- [Supplied entries]:
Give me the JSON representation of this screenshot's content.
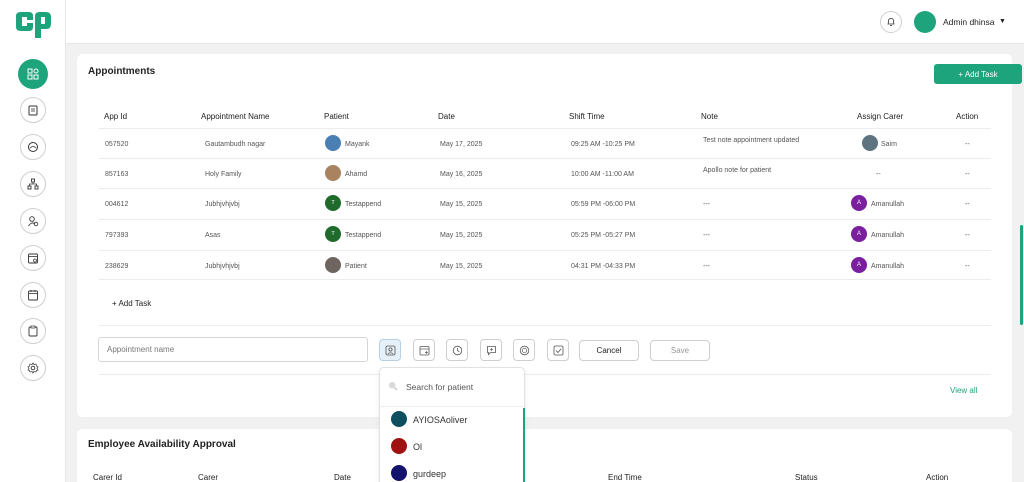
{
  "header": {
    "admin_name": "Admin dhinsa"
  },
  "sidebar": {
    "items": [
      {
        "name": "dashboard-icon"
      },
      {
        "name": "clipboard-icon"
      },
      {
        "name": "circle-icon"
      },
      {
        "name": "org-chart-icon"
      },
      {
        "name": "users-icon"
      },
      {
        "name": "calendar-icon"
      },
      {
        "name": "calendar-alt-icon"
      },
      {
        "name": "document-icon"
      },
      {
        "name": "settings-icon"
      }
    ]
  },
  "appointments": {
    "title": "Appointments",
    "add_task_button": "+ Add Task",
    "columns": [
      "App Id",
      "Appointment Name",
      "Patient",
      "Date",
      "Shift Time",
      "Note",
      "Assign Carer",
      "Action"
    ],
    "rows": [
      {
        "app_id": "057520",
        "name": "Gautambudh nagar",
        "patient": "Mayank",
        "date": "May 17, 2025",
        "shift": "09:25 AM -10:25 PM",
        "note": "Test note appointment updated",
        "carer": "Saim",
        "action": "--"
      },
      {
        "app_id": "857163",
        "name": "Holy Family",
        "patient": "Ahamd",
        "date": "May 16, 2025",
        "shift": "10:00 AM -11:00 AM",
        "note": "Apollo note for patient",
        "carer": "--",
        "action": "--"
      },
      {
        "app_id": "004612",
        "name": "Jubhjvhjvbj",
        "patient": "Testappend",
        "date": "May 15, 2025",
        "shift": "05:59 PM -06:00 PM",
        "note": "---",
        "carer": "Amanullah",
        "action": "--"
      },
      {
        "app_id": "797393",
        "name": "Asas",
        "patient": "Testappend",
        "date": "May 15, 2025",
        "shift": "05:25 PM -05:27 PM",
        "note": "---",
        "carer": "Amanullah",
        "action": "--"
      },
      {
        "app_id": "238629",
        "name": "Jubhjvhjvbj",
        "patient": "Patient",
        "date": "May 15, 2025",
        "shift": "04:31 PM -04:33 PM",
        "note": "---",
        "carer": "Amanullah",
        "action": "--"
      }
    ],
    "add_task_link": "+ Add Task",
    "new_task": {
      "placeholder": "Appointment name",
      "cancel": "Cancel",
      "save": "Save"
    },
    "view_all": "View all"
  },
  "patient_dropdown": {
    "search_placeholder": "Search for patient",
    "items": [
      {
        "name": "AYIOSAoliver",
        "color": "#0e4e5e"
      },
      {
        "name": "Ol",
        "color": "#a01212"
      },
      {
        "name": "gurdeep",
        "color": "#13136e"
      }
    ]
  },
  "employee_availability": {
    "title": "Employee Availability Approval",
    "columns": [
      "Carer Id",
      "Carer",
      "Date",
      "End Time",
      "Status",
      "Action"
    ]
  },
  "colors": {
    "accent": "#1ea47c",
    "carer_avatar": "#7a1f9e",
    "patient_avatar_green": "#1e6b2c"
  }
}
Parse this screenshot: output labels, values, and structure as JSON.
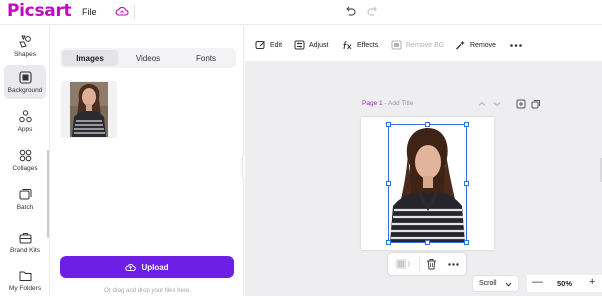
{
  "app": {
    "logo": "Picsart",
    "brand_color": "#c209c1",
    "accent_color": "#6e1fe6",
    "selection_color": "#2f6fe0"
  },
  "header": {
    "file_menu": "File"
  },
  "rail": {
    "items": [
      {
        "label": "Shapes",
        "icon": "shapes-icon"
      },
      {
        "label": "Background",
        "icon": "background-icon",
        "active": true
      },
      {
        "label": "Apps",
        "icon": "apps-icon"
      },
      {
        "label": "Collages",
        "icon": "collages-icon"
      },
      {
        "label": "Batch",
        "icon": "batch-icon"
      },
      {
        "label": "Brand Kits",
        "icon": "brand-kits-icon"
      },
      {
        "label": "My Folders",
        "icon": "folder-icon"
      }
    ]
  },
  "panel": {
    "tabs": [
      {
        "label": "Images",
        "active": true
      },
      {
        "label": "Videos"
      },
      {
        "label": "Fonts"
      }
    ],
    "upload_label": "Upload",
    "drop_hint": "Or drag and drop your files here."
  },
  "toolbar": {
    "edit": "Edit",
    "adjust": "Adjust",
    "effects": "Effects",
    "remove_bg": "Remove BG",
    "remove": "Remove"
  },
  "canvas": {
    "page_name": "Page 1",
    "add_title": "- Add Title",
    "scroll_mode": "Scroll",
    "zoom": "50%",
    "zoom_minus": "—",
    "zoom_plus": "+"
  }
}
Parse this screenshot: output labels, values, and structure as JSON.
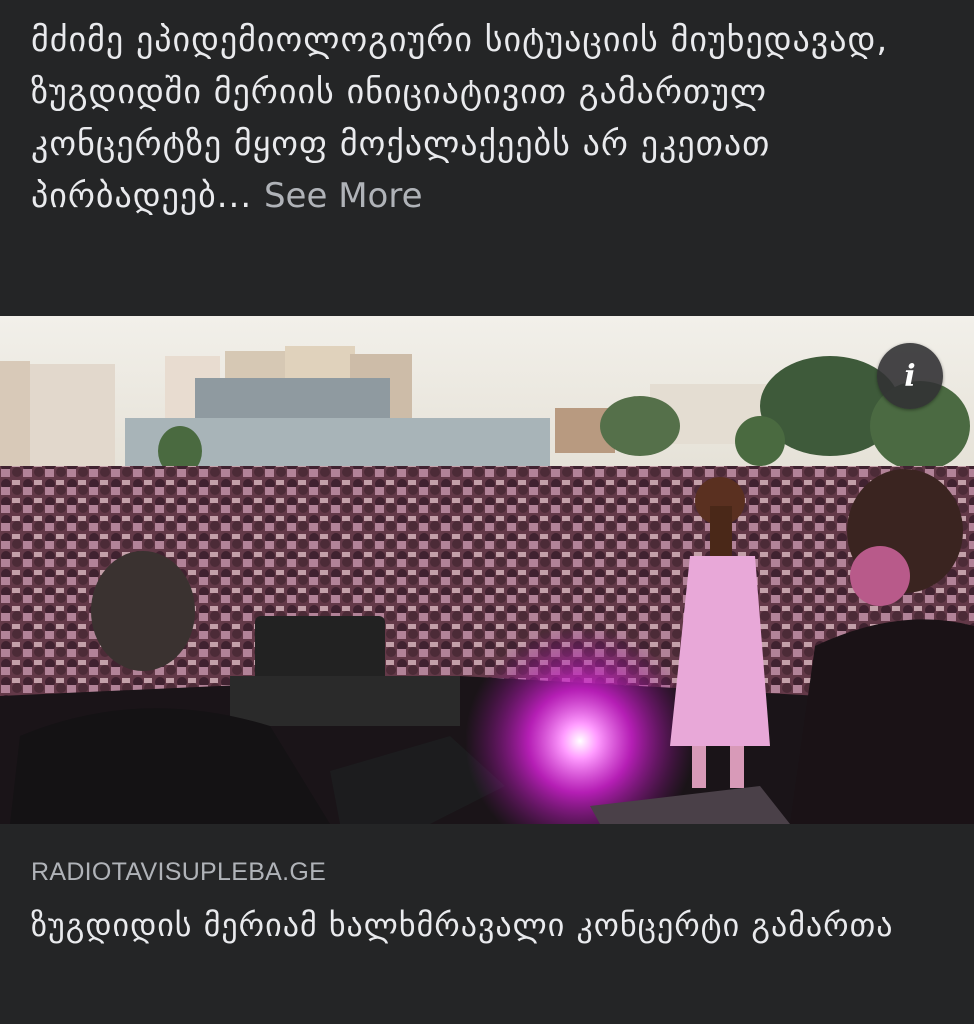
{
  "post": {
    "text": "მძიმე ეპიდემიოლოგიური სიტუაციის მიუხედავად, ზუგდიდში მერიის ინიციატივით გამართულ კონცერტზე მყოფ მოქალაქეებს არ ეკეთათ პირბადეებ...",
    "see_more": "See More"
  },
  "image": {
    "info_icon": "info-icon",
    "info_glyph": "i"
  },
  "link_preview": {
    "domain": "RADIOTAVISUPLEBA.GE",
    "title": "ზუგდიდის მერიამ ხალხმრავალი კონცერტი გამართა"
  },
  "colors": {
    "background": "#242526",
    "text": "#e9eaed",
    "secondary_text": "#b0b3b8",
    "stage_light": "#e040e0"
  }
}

- [Do this]: Transcribe the records above exactly, omitting every picture they contain.

- [Reply to the task]:
Give me the JSON representation of this screenshot's content.
{
  "header": {
    "admin_name": "Admin dhinsa"
  },
  "sidebar": {
    "items": [
      {
        "name": "dashboard-icon"
      },
      {
        "name": "clipboard-icon"
      },
      {
        "name": "circle-icon"
      },
      {
        "name": "org-chart-icon"
      },
      {
        "name": "users-icon"
      },
      {
        "name": "calendar-icon"
      },
      {
        "name": "calendar-alt-icon"
      },
      {
        "name": "document-icon"
      },
      {
        "name": "settings-icon"
      }
    ]
  },
  "appointments": {
    "title": "Appointments",
    "add_task_button": "+ Add Task",
    "columns": [
      "App Id",
      "Appointment Name",
      "Patient",
      "Date",
      "Shift Time",
      "Note",
      "Assign Carer",
      "Action"
    ],
    "rows": [
      {
        "app_id": "057520",
        "name": "Gautambudh nagar",
        "patient": "Mayank",
        "date": "May 17, 2025",
        "shift": "09:25 AM -10:25 PM",
        "note": "Test note appointment updated",
        "carer": "Saim",
        "action": "--"
      },
      {
        "app_id": "857163",
        "name": "Holy Family",
        "patient": "Ahamd",
        "date": "May 16, 2025",
        "shift": "10:00 AM -11:00 AM",
        "note": "Apollo note for patient",
        "carer": "--",
        "action": "--"
      },
      {
        "app_id": "004612",
        "name": "Jubhjvhjvbj",
        "patient": "Testappend",
        "date": "May 15, 2025",
        "shift": "05:59 PM -06:00 PM",
        "note": "---",
        "carer": "Amanullah",
        "action": "--"
      },
      {
        "app_id": "797393",
        "name": "Asas",
        "patient": "Testappend",
        "date": "May 15, 2025",
        "shift": "05:25 PM -05:27 PM",
        "note": "---",
        "carer": "Amanullah",
        "action": "--"
      },
      {
        "app_id": "238629",
        "name": "Jubhjvhjvbj",
        "patient": "Patient",
        "date": "May 15, 2025",
        "shift": "04:31 PM -04:33 PM",
        "note": "---",
        "carer": "Amanullah",
        "action": "--"
      }
    ],
    "add_task_link": "+ Add Task",
    "new_task": {
      "placeholder": "Appointment name",
      "cancel": "Cancel",
      "save": "Save"
    },
    "view_all": "View all"
  },
  "patient_dropdown": {
    "search_placeholder": "Search for patient",
    "items": [
      {
        "name": "AYIOSAoliver",
        "color": "#0e4e5e"
      },
      {
        "name": "Ol",
        "color": "#a01212"
      },
      {
        "name": "gurdeep",
        "color": "#13136e"
      }
    ]
  },
  "employee_availability": {
    "title": "Employee Availability Approval",
    "columns": [
      "Carer Id",
      "Carer",
      "Date",
      "End Time",
      "Status",
      "Action"
    ]
  },
  "colors": {
    "accent": "#1ea47c",
    "carer_avatar": "#7a1f9e",
    "patient_avatar_green": "#1e6b2c"
  }
}
Parse this screenshot: output labels, values, and structure as JSON.
{
  "app": {
    "logo": "Picsart",
    "brand_color": "#c209c1",
    "accent_color": "#6e1fe6",
    "selection_color": "#2f6fe0"
  },
  "header": {
    "file_menu": "File"
  },
  "rail": {
    "items": [
      {
        "label": "Shapes",
        "icon": "shapes-icon"
      },
      {
        "label": "Background",
        "icon": "background-icon",
        "active": true
      },
      {
        "label": "Apps",
        "icon": "apps-icon"
      },
      {
        "label": "Collages",
        "icon": "collages-icon"
      },
      {
        "label": "Batch",
        "icon": "batch-icon"
      },
      {
        "label": "Brand Kits",
        "icon": "brand-kits-icon"
      },
      {
        "label": "My Folders",
        "icon": "folder-icon"
      }
    ]
  },
  "panel": {
    "tabs": [
      {
        "label": "Images",
        "active": true
      },
      {
        "label": "Videos"
      },
      {
        "label": "Fonts"
      }
    ],
    "upload_label": "Upload",
    "drop_hint": "Or drag and drop your files here."
  },
  "toolbar": {
    "edit": "Edit",
    "adjust": "Adjust",
    "effects": "Effects",
    "remove_bg": "Remove BG",
    "remove": "Remove"
  },
  "canvas": {
    "page_name": "Page 1",
    "add_title": "- Add Title",
    "scroll_mode": "Scroll",
    "zoom": "50%",
    "zoom_minus": "—",
    "zoom_plus": "+"
  }
}
Parse this screenshot: output labels, values, and structure as JSON.
{
  "post": {
    "text": "მძიმე ეპიდემიოლოგიური სიტუაციის მიუხედავად, ზუგდიდში მერიის ინიციატივით გამართულ კონცერტზე მყოფ მოქალაქეებს არ ეკეთათ პირბადეებ...",
    "see_more": "See More"
  },
  "image": {
    "info_icon": "info-icon",
    "info_glyph": "i"
  },
  "link_preview": {
    "domain": "RADIOTAVISUPLEBA.GE",
    "title": "ზუგდიდის მერიამ ხალხმრავალი კონცერტი გამართა"
  },
  "colors": {
    "background": "#242526",
    "text": "#e9eaed",
    "secondary_text": "#b0b3b8",
    "stage_light": "#e040e0"
  }
}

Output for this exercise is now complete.